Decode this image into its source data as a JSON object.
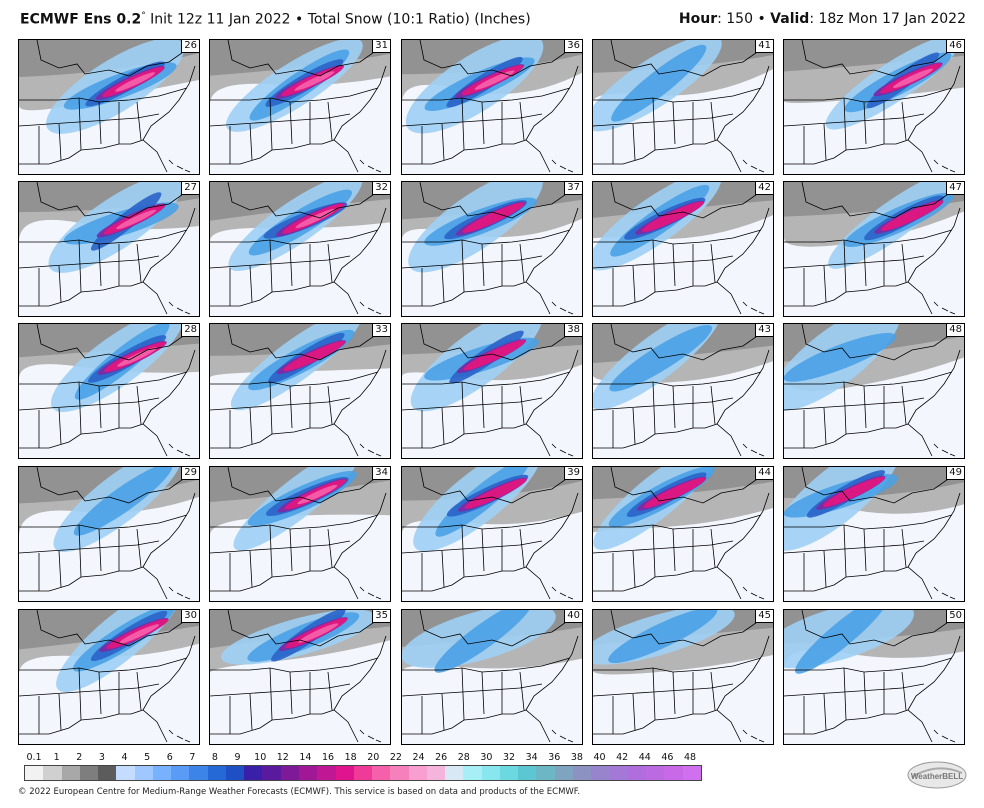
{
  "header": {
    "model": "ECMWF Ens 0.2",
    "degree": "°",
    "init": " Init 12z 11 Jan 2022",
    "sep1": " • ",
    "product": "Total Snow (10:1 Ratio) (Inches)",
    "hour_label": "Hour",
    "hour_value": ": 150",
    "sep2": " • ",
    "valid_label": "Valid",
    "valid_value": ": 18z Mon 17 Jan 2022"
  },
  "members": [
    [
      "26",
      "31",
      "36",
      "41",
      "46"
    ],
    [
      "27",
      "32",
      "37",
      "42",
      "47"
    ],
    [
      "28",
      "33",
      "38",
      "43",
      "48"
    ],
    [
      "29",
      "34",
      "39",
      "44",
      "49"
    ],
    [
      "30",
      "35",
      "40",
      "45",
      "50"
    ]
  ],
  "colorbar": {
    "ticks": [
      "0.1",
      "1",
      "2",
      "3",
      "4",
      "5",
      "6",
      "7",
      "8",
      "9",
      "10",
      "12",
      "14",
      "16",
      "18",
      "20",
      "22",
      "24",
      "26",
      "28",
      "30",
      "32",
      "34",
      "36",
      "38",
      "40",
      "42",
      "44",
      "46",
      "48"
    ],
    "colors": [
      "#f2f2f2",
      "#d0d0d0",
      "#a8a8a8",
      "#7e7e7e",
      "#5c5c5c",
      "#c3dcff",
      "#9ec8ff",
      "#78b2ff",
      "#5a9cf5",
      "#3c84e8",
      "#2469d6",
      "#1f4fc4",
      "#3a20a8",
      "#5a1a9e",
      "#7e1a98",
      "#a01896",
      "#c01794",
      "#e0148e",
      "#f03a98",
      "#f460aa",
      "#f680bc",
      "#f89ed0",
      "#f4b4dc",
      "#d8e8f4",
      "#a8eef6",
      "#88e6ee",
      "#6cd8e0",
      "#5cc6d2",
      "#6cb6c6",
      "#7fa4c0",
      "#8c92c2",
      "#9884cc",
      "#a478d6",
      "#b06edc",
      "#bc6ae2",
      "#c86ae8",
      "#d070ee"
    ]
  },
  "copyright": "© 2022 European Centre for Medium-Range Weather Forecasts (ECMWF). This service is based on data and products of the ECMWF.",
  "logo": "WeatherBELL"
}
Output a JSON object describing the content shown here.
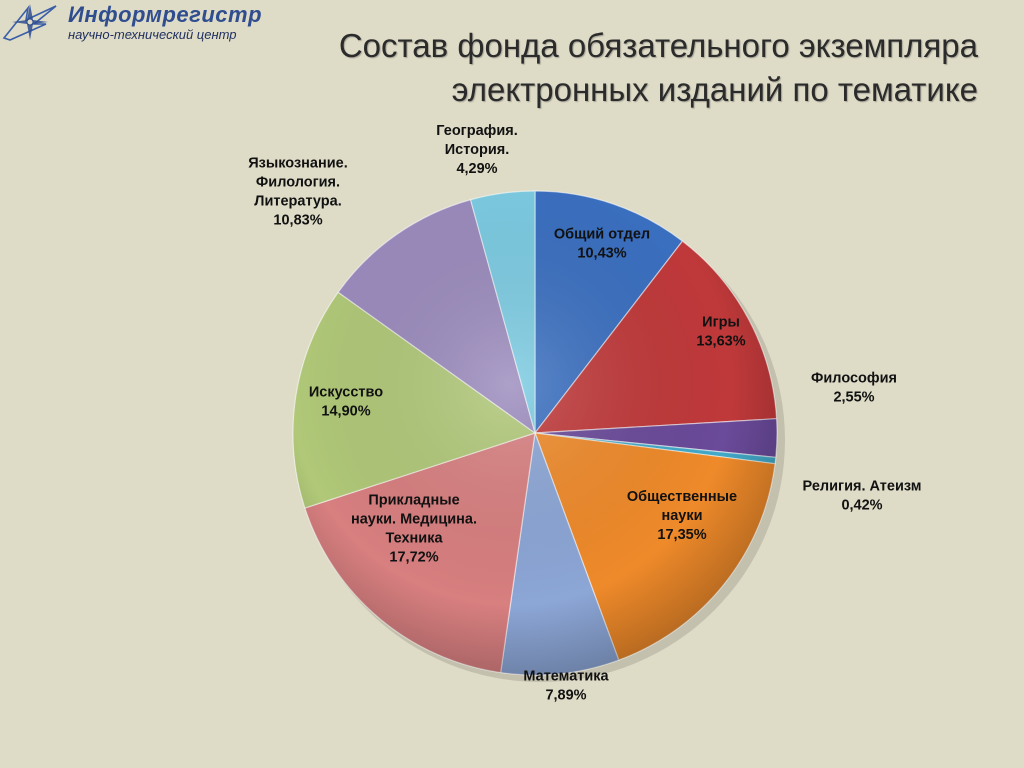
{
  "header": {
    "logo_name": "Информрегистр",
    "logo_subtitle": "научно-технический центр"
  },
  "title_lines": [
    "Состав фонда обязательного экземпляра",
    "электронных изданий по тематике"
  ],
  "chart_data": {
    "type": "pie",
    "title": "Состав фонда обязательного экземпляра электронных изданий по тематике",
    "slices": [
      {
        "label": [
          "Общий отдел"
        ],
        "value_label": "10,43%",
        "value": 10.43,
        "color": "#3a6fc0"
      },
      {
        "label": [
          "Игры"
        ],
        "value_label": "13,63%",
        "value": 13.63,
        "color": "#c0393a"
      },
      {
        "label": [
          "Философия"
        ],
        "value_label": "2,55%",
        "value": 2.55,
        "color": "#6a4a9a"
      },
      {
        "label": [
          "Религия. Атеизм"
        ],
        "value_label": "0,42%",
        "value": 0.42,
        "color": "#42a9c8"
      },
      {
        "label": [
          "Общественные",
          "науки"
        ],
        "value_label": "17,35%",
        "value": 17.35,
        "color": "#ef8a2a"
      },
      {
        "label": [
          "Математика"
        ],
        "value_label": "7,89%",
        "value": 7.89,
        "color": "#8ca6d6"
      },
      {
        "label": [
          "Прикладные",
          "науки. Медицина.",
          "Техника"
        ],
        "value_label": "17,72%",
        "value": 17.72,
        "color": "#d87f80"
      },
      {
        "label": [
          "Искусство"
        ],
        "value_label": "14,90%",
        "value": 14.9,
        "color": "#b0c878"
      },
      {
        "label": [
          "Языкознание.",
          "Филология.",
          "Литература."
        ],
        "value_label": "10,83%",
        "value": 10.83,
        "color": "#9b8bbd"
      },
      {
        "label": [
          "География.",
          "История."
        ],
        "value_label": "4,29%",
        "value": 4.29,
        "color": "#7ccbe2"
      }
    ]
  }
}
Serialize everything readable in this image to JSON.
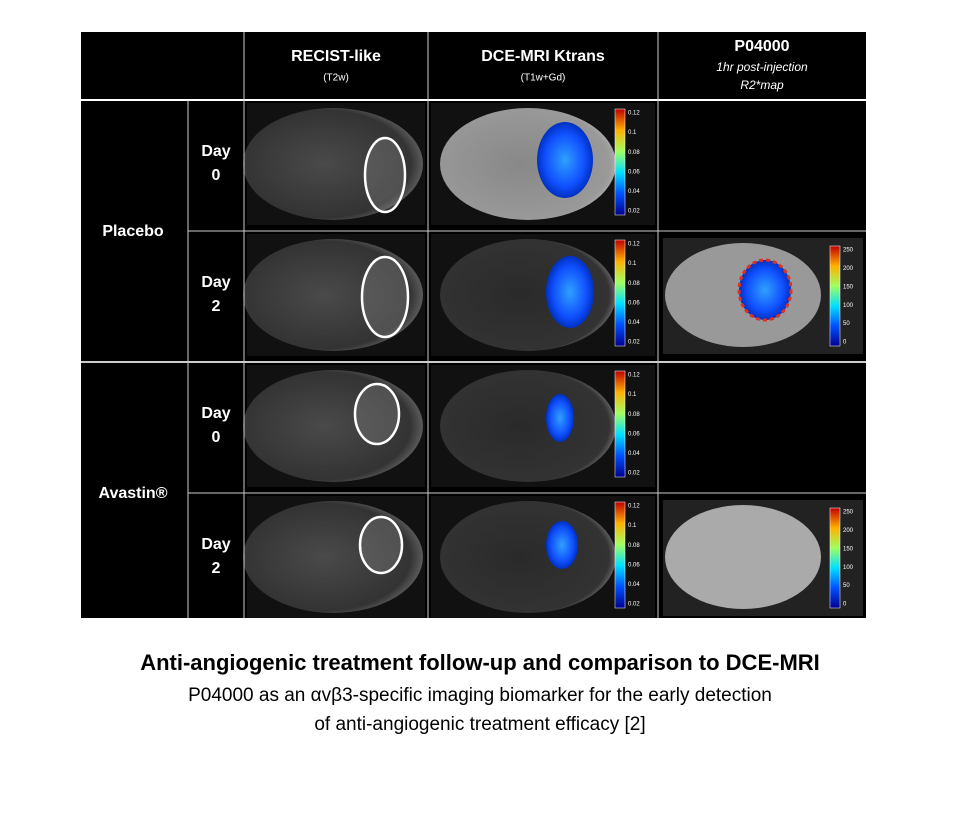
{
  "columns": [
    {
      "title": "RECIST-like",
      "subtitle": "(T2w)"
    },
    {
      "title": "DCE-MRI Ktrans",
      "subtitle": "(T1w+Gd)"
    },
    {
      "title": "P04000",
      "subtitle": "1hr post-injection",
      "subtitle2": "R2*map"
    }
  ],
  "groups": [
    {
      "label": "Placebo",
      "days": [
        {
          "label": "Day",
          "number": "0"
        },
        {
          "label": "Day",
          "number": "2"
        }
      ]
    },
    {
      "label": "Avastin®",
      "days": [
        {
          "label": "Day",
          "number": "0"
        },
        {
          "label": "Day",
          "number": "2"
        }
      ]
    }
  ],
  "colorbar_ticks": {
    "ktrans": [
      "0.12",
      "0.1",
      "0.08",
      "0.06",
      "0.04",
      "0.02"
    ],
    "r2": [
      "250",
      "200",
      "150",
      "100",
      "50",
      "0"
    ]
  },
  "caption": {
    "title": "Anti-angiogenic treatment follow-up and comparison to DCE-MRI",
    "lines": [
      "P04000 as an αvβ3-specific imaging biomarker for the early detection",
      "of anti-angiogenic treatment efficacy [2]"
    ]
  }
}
+---+
- WORK TO BE COMPLETED
Leave out all images, then reproduce the entries above exactly.

- SOLUTION TO THE PROBLEM
Decode this image into its source data as a JSON object.
{
  "header": {
    "model": "ECMWF Ens 0.2",
    "degree": "°",
    "init": " Init 12z 11 Jan 2022",
    "sep1": " • ",
    "product": "Total Snow (10:1 Ratio) (Inches)",
    "hour_label": "Hour",
    "hour_value": ": 150",
    "sep2": " • ",
    "valid_label": "Valid",
    "valid_value": ": 18z Mon 17 Jan 2022"
  },
  "members": [
    [
      "26",
      "31",
      "36",
      "41",
      "46"
    ],
    [
      "27",
      "32",
      "37",
      "42",
      "47"
    ],
    [
      "28",
      "33",
      "38",
      "43",
      "48"
    ],
    [
      "29",
      "34",
      "39",
      "44",
      "49"
    ],
    [
      "30",
      "35",
      "40",
      "45",
      "50"
    ]
  ],
  "colorbar": {
    "ticks": [
      "0.1",
      "1",
      "2",
      "3",
      "4",
      "5",
      "6",
      "7",
      "8",
      "9",
      "10",
      "12",
      "14",
      "16",
      "18",
      "20",
      "22",
      "24",
      "26",
      "28",
      "30",
      "32",
      "34",
      "36",
      "38",
      "40",
      "42",
      "44",
      "46",
      "48"
    ],
    "colors": [
      "#f2f2f2",
      "#d0d0d0",
      "#a8a8a8",
      "#7e7e7e",
      "#5c5c5c",
      "#c3dcff",
      "#9ec8ff",
      "#78b2ff",
      "#5a9cf5",
      "#3c84e8",
      "#2469d6",
      "#1f4fc4",
      "#3a20a8",
      "#5a1a9e",
      "#7e1a98",
      "#a01896",
      "#c01794",
      "#e0148e",
      "#f03a98",
      "#f460aa",
      "#f680bc",
      "#f89ed0",
      "#f4b4dc",
      "#d8e8f4",
      "#a8eef6",
      "#88e6ee",
      "#6cd8e0",
      "#5cc6d2",
      "#6cb6c6",
      "#7fa4c0",
      "#8c92c2",
      "#9884cc",
      "#a478d6",
      "#b06edc",
      "#bc6ae2",
      "#c86ae8",
      "#d070ee"
    ]
  },
  "copyright": "© 2022 European Centre for Medium-Range Weather Forecasts (ECMWF). This service is based on data and products of the ECMWF.",
  "logo": "WeatherBELL"
}
Output a JSON object describing the content shown here.
{
  "header": {
    "logo_name": "Информрегистр",
    "logo_subtitle": "научно-технический центр"
  },
  "title_lines": [
    "Состав фонда обязательного экземпляра",
    "электронных изданий по тематике"
  ],
  "chart_data": {
    "type": "pie",
    "title": "Состав фонда обязательного экземпляра электронных изданий по тематике",
    "slices": [
      {
        "label": [
          "Общий отдел"
        ],
        "value_label": "10,43%",
        "value": 10.43,
        "color": "#3a6fc0"
      },
      {
        "label": [
          "Игры"
        ],
        "value_label": "13,63%",
        "value": 13.63,
        "color": "#c0393a"
      },
      {
        "label": [
          "Философия"
        ],
        "value_label": "2,55%",
        "value": 2.55,
        "color": "#6a4a9a"
      },
      {
        "label": [
          "Религия. Атеизм"
        ],
        "value_label": "0,42%",
        "value": 0.42,
        "color": "#42a9c8"
      },
      {
        "label": [
          "Общественные",
          "науки"
        ],
        "value_label": "17,35%",
        "value": 17.35,
        "color": "#ef8a2a"
      },
      {
        "label": [
          "Математика"
        ],
        "value_label": "7,89%",
        "value": 7.89,
        "color": "#8ca6d6"
      },
      {
        "label": [
          "Прикладные",
          "науки. Медицина.",
          "Техника"
        ],
        "value_label": "17,72%",
        "value": 17.72,
        "color": "#d87f80"
      },
      {
        "label": [
          "Искусство"
        ],
        "value_label": "14,90%",
        "value": 14.9,
        "color": "#b0c878"
      },
      {
        "label": [
          "Языкознание.",
          "Филология.",
          "Литература."
        ],
        "value_label": "10,83%",
        "value": 10.83,
        "color": "#9b8bbd"
      },
      {
        "label": [
          "География.",
          "История."
        ],
        "value_label": "4,29%",
        "value": 4.29,
        "color": "#7ccbe2"
      }
    ]
  }
}
Serialize everything readable in this image to JSON.
{
  "columns": [
    {
      "title": "RECIST-like",
      "subtitle": "(T2w)"
    },
    {
      "title": "DCE-MRI Ktrans",
      "subtitle": "(T1w+Gd)"
    },
    {
      "title": "P04000",
      "subtitle": "1hr post-injection",
      "subtitle2": "R2*map"
    }
  ],
  "groups": [
    {
      "label": "Placebo",
      "days": [
        {
          "label": "Day",
          "number": "0"
        },
        {
          "label": "Day",
          "number": "2"
        }
      ]
    },
    {
      "label": "Avastin®",
      "days": [
        {
          "label": "Day",
          "number": "0"
        },
        {
          "label": "Day",
          "number": "2"
        }
      ]
    }
  ],
  "colorbar_ticks": {
    "ktrans": [
      "0.12",
      "0.1",
      "0.08",
      "0.06",
      "0.04",
      "0.02"
    ],
    "r2": [
      "250",
      "200",
      "150",
      "100",
      "50",
      "0"
    ]
  },
  "caption": {
    "title": "Anti-angiogenic treatment follow-up and comparison to DCE-MRI",
    "lines": [
      "P04000 as an αvβ3-specific imaging biomarker for the early detection",
      "of anti-angiogenic treatment efficacy [2]"
    ]
  }
}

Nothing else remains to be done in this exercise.